Task directions >> Resume the passage about Seoul's Seoullo 7017 elevated park, carrying it on from its last sentence.

Selected excerpt >>
..........
Elevated park in Seoul, South Korea

Seoullo 7017, also known as the Seoul Skygarden or Skypark, is an elevated linear park in Seoul, built atop a former highway overpass (Seoul Station Overpass, ). The path, which is about 1 km in length and lined with 24,000 plants, is similar to New York City's High Line. Skygarden was designed by MVRDV, a Dutch firm, and opened in May 2017. The path also improves walking times around Seoul Station.

The disused overpass closed in 2015 and cuts diagonally across Seoul Station at 17 m above street level. The "70" in the name comes from 1970, the year the flyover was dedicated, while the "17" is a reference to both the number of walkways connected to it and its opening in 2017. The park includes gardens, terraces, and exhibitions, and was promised to "feature over 24,085 plants representing 228 species of trees, shrubs and flowers found in and outside Korea."
..........
Information >>
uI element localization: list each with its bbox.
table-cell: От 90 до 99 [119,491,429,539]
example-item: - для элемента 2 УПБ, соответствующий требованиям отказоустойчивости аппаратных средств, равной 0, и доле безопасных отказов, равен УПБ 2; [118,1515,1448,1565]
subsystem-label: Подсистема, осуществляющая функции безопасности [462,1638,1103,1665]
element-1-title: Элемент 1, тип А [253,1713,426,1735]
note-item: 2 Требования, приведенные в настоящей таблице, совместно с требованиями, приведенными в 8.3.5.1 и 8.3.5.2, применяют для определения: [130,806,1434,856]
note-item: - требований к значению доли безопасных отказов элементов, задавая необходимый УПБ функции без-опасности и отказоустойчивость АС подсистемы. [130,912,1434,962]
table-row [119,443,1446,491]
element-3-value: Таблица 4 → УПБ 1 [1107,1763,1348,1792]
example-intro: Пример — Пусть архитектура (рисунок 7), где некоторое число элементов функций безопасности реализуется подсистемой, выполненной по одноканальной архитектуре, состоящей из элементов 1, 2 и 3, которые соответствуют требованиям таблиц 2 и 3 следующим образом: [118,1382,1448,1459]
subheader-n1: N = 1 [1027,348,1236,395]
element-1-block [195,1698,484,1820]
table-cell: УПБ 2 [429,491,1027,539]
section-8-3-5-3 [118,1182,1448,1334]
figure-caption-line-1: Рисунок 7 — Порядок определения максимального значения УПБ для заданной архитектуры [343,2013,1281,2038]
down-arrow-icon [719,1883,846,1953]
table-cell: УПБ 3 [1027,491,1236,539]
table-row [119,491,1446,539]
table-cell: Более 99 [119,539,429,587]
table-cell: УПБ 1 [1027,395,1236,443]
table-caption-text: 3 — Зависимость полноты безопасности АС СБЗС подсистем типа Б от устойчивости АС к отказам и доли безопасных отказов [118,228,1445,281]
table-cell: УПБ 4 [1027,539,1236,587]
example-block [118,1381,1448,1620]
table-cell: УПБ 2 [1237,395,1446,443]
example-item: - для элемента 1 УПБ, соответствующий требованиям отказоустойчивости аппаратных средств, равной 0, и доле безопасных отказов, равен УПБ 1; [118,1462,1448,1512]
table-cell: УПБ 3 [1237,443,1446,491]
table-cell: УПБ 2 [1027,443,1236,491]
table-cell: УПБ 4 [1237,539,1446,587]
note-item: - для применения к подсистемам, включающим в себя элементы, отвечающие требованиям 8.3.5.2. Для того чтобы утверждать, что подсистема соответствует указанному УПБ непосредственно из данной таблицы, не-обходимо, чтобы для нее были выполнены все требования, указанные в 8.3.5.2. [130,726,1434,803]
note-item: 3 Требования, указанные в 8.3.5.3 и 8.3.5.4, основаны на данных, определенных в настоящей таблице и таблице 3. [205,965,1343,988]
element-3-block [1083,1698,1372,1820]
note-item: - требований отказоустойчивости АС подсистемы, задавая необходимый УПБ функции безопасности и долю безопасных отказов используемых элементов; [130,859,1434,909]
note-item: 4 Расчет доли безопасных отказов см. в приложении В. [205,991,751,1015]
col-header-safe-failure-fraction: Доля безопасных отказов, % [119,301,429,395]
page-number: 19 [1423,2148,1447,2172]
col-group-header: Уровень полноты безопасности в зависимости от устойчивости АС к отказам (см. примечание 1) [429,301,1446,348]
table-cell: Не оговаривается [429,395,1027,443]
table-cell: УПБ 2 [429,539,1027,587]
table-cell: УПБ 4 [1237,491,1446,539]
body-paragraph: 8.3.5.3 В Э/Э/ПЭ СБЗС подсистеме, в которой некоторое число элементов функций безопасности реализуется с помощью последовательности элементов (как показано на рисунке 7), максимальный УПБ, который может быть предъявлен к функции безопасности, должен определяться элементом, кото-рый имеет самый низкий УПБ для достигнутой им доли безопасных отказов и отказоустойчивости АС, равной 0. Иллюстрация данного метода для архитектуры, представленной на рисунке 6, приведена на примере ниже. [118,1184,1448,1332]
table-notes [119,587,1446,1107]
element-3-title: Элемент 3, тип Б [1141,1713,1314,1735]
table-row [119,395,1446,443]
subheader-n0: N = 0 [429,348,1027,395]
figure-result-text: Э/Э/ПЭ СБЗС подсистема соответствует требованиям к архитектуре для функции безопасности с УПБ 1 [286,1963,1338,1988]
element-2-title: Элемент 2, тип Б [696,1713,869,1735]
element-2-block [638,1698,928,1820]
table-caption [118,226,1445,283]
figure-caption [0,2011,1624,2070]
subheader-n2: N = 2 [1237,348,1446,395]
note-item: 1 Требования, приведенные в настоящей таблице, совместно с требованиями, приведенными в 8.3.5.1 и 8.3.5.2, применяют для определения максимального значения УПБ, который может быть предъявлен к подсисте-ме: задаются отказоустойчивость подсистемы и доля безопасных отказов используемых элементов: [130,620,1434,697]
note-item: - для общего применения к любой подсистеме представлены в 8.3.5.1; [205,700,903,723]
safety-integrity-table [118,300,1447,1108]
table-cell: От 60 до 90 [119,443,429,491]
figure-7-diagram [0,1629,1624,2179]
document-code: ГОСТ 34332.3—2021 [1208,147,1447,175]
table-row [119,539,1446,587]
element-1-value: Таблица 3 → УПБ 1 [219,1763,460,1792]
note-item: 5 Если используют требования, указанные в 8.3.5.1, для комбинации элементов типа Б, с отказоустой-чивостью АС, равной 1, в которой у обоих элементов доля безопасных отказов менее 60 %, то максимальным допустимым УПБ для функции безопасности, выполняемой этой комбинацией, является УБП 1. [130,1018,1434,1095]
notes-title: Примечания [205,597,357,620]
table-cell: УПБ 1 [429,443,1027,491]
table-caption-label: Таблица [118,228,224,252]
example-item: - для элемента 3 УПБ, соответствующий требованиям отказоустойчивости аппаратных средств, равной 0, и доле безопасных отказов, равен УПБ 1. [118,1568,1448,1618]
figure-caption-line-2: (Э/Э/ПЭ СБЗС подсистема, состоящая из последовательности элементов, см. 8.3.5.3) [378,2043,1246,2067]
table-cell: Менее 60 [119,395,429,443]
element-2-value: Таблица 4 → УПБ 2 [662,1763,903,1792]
..........
Answer to this task >>
== History ==
In the 1960s, a decade after the Korean War, Seoul constructed dozens of elevated highways to keep traffic flowing through the capital. Over time, the overpasses came to be seen as a blight on the landscape, and their “deteriorating condition posed a safety risk." As they were gradually removed, city planners began to repurpose some as pedestrian green spaces. Seoul mayor Park Won-soon pushed for the US$52 million skypark to be completed as a complement to Seoul's Cheonggyecheon Stream restoration project, organized under previous mayor Lee Myung-bak.

The park's plans faced early controversy over fears of traffic congestion and concerns from market owners in nearby Namdaemun.

== Location ==
The Skypark begins at Malli-dong and continues northeast past Seoul Station, ending 1,024 meters later near Namdemun at Hoehyeon Station. The park is visible from Seoul Station but the nearest stairway is across the street from the front of the station, or subway exit 1 of the Seoul Metro.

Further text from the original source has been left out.